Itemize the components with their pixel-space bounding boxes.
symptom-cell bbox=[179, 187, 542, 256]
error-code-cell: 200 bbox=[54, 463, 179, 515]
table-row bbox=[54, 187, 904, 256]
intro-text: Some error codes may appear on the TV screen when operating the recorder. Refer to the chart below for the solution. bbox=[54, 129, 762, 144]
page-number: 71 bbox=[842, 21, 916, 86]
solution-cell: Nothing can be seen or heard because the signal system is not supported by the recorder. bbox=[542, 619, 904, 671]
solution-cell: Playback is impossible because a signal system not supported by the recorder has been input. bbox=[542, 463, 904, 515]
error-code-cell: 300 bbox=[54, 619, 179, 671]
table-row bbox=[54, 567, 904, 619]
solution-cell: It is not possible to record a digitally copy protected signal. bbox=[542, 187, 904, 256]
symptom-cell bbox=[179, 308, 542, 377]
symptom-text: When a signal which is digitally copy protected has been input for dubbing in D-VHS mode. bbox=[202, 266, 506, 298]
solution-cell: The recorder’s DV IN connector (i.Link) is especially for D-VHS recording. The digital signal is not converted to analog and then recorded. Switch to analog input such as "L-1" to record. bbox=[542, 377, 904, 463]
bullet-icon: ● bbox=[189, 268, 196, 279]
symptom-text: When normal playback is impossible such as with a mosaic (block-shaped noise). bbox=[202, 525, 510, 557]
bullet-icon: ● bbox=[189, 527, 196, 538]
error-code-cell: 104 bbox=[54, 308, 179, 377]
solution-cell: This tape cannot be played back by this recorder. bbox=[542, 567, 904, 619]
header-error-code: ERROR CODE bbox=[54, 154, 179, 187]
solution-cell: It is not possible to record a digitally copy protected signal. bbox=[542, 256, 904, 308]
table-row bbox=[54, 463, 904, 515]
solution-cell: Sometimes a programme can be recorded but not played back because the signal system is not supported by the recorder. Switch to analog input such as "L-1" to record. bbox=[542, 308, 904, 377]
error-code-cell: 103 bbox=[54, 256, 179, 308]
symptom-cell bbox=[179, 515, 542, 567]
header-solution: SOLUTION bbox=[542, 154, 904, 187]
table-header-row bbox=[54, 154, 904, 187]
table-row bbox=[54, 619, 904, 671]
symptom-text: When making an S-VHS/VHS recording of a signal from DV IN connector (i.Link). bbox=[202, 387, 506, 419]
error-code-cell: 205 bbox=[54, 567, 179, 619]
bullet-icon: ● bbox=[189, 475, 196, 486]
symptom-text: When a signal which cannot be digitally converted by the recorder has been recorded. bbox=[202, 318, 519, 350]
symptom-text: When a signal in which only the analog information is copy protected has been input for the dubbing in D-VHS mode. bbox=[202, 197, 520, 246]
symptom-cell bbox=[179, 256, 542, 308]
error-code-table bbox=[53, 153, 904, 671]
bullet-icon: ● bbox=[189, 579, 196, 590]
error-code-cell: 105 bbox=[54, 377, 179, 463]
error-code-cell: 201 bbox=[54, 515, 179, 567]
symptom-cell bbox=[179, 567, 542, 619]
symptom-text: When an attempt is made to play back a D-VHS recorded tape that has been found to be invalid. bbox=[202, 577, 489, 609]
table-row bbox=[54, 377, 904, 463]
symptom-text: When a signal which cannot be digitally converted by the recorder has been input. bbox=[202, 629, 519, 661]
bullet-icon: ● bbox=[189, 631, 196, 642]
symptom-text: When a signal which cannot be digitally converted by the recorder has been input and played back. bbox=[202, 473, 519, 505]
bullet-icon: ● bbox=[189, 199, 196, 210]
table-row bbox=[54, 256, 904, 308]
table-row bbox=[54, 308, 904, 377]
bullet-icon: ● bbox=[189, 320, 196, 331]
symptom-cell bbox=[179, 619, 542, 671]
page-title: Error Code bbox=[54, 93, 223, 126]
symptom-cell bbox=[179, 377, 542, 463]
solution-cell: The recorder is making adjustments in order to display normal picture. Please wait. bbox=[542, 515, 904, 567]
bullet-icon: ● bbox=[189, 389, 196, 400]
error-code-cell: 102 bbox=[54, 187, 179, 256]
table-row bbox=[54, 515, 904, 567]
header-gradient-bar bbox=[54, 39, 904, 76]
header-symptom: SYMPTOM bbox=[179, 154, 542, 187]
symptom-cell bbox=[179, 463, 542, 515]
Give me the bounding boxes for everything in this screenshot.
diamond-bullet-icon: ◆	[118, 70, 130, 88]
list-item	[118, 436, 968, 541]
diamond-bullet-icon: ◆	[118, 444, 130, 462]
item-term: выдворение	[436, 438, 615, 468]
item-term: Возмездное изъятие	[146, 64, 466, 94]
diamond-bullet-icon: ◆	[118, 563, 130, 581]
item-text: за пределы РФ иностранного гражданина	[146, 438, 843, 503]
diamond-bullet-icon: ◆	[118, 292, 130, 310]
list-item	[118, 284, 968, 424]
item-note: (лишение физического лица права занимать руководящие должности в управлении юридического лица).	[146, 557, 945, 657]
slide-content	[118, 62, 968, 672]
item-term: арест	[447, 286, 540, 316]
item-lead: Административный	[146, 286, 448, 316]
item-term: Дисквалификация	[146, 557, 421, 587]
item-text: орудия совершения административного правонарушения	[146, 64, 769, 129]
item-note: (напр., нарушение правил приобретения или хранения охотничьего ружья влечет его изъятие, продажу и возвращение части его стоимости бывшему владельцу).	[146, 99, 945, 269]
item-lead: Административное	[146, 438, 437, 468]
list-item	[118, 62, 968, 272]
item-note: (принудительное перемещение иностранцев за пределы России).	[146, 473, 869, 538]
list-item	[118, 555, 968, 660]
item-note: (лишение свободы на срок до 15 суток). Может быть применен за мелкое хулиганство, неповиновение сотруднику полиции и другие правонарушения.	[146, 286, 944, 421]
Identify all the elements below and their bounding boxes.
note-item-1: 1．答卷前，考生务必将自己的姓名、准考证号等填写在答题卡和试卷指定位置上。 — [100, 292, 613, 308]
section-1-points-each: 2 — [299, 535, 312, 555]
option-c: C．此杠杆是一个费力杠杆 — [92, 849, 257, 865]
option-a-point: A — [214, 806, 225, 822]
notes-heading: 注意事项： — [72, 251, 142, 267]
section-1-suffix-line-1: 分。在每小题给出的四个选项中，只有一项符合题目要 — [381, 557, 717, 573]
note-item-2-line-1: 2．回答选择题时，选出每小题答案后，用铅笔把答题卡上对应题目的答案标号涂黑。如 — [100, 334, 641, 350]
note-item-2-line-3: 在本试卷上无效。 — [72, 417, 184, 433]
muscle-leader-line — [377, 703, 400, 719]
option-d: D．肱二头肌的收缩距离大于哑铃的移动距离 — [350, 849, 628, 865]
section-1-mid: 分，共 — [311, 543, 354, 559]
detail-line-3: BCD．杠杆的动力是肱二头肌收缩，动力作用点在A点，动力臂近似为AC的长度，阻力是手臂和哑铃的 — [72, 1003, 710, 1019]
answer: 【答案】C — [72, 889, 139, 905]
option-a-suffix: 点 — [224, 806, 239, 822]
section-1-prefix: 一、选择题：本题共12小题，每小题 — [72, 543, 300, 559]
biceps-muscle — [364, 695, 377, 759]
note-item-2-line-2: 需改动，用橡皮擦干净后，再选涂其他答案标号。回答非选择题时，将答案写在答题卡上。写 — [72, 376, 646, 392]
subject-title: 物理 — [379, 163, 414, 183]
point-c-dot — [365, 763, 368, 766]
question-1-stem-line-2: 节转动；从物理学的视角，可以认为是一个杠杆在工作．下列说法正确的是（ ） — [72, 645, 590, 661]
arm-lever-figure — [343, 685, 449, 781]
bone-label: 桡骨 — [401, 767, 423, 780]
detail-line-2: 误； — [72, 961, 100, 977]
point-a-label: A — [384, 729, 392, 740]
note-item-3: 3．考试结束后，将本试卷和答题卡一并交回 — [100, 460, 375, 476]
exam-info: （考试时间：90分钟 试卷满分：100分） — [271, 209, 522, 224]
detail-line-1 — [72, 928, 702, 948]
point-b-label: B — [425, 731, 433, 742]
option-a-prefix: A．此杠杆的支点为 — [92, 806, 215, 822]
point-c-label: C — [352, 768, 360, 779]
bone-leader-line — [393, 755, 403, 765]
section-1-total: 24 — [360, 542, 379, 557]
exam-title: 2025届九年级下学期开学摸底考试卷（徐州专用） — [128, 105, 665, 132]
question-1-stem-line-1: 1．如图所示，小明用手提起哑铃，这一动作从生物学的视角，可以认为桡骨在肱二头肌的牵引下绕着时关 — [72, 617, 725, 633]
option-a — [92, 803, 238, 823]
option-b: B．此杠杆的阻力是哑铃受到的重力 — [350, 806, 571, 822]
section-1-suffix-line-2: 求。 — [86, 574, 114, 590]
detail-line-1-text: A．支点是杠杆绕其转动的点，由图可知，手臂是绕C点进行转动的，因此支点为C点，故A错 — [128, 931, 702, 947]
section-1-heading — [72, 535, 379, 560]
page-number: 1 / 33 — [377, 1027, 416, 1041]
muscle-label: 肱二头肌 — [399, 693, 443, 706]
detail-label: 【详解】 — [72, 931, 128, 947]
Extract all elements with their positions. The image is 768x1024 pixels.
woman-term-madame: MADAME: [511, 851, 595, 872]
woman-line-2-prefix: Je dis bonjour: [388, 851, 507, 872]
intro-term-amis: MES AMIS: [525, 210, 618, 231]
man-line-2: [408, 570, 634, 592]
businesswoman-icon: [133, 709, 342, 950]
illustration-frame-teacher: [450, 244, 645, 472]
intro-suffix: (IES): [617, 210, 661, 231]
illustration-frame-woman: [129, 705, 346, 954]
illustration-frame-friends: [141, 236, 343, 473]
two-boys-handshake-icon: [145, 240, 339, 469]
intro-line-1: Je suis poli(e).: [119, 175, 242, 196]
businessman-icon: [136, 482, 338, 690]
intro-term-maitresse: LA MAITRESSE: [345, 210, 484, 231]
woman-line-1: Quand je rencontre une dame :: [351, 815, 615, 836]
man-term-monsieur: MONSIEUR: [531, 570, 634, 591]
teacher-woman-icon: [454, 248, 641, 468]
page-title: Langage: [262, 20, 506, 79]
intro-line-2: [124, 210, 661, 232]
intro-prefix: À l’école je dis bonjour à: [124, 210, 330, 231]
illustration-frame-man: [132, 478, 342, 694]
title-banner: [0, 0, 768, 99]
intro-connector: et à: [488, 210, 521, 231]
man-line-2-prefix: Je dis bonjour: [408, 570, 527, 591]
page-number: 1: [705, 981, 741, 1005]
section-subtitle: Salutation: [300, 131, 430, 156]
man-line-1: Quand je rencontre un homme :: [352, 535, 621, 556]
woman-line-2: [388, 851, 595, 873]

━━━━━━━━━━

Output the rows from the very first line through the line containing "table-row bbox=[54, 619, 904, 671]", inclusive, as a Markdown table with the columns Number and Line, leaving out any blank lines.

- _Solved problem_
| Number | Line |
|---|---|
| 1 | Itemize the components with their pixel-space bounding boxes. |
| 2 | symptom-cell bbox=[179, 187, 542, 256] |
| 3 | error-code-cell: 200 bbox=[54, 463, 179, 515] |
| 4 | table-row bbox=[54, 187, 904, 256] |
| 5 | intro-text: Some error codes may appear on the TV screen when operating the recorder. Refer to the chart below for the solution. bbox=[54, 129, 762, 144] |
| 6 | page-number: 71 bbox=[842, 21, 916, 86] |
| 7 | solution-cell: Nothing can be seen or heard because the signal system is not supported by the recorder. bbox=[542, 619, 904, 671] |
| 8 | solution-cell: Playback is impossible because a signal system not supported by the recorder has been input. bbox=[542, 463, 904, 515] |
| 9 | error-code-cell: 300 bbox=[54, 619, 179, 671] |
| 10 | table-row bbox=[54, 567, 904, 619] |
| 11 | solution-cell: It is not possible to record a digitally copy protected signal. bbox=[542, 187, 904, 256] |
| 12 | symptom-cell bbox=[179, 308, 542, 377] |
| 13 | symptom-text: When a signal which is digitally copy protected has been input for dubbing in D-VHS mode. bbox=[202, 266, 506, 298] |
| 14 | solution-cell: The recorder’s DV IN connector (i.Link) is especially for D-VHS recording. The digital signal is not converted to analog and then recorded. Switch to analog input such as "L-1" to record. bbox=[542, 377, 904, 463] |
| 15 | bullet-icon: ● bbox=[189, 268, 196, 279] |
| 16 | symptom-text: When normal playback is impossible such as with a mosaic (block-shaped noise). bbox=[202, 525, 510, 557] |
| 17 | bullet-icon: ● bbox=[189, 527, 196, 538] |
| 18 | error-code-cell: 104 bbox=[54, 308, 179, 377] |
| 19 | solution-cell: This tape cannot be played back by this recorder. bbox=[542, 567, 904, 619] |
| 20 | header-error-code: ERROR CODE bbox=[54, 154, 179, 187] |
| 21 | solution-cell: It is not possible to record a digitally copy protected signal. bbox=[542, 256, 904, 308] |
| 22 | table-row bbox=[54, 463, 904, 515] |
| 23 | solution-cell: Sometimes a programme can be recorded but not played back because the signal system is not supported by the recorder. Switch to analog input such as "L-1" to record. bbox=[542, 308, 904, 377] |
| 24 | error-code-cell: 103 bbox=[54, 256, 179, 308] |
| 25 | symptom-cell bbox=[179, 515, 542, 567] |
| 26 | header-solution: SOLUTION bbox=[542, 154, 904, 187] |
| 27 | table-header-row bbox=[54, 154, 904, 187] |
| 28 | table-row bbox=[54, 619, 904, 671] |